▶ **What you are asked to do**
In the entries below, find every line with "ffffff" and copy it.

▶ **Records to process**

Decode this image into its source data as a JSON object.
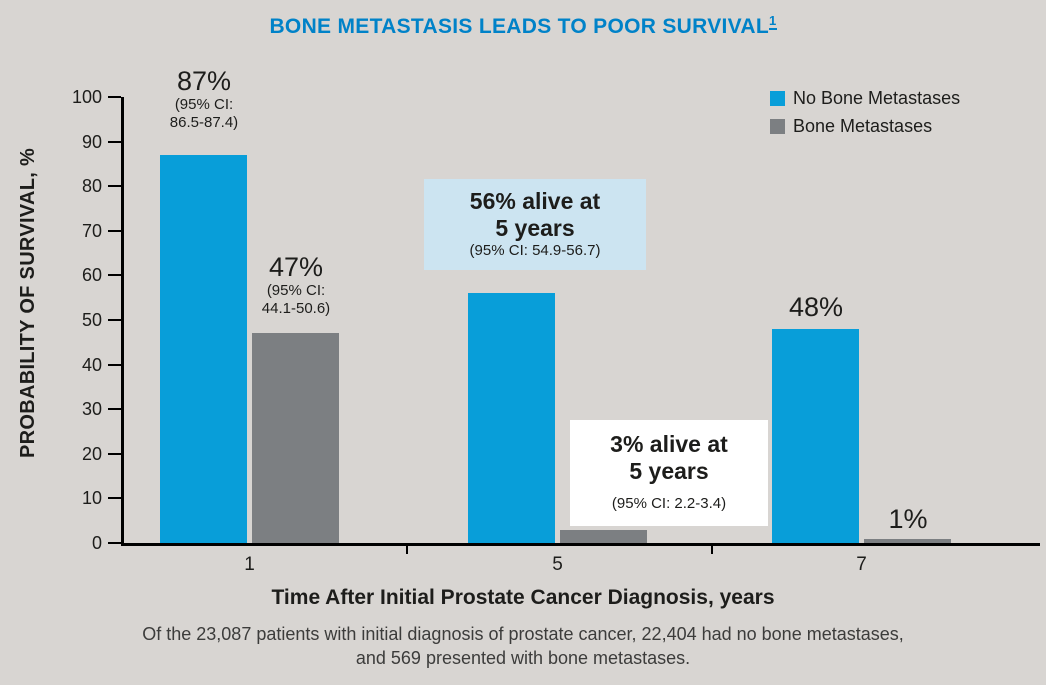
{
  "title": "BONE METASTASIS LEADS TO POOR SURVIVAL",
  "title_ref": "1",
  "chart_data": {
    "type": "bar",
    "title": "BONE METASTASIS LEADS TO POOR SURVIVAL",
    "categories": [
      "1",
      "5",
      "7"
    ],
    "series": [
      {
        "name": "No Bone Metastases",
        "color": "#089ed9",
        "values": [
          87,
          56,
          48
        ]
      },
      {
        "name": "Bone Metastases",
        "color": "#7c7f82",
        "values": [
          47,
          3,
          1
        ]
      }
    ],
    "xlabel": "Time After Initial Prostate Cancer Diagnosis, years",
    "ylabel": "PROBABILITY OF SURVIVAL, %",
    "ylim": [
      0,
      100
    ],
    "yticks": [
      0,
      10,
      20,
      30,
      40,
      50,
      60,
      70,
      80,
      90,
      100
    ],
    "grid": false,
    "legend_position": "top-right",
    "annotations": {
      "year1_no_bone": {
        "pct": "87%",
        "ci_line1": "(95% CI:",
        "ci_line2": "86.5-87.4)"
      },
      "year1_bone": {
        "pct": "47%",
        "ci_line1": "(95% CI:",
        "ci_line2": "44.1-50.6)"
      },
      "year5_no_bone_callout": {
        "line1": "56% alive at",
        "line2": "5 years",
        "ci": "(95% CI: 54.9-56.7)",
        "background": "#cce4f1"
      },
      "year5_bone_callout": {
        "line1": "3% alive at",
        "line2": "5 years",
        "ci": "(95% CI: 2.2-3.4)",
        "background": "#ffffff"
      },
      "year7_no_bone": {
        "pct": "48%"
      },
      "year7_bone": {
        "pct": "1%"
      }
    }
  },
  "footnote": {
    "line1": "Of the 23,087 patients with initial diagnosis of prostate cancer, 22,404 had no bone metastases,",
    "line2": "and 569 presented with bone metastases."
  },
  "colors": {
    "background": "#d8d5d2",
    "title": "#0082c8",
    "axis": "#000000",
    "callout_blue_bg": "#cce4f1",
    "callout_white_bg": "#ffffff"
  }
}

▶ **Expected answer**
        "background": "#ffffff"
    "callout_white_bg": "#ffffff"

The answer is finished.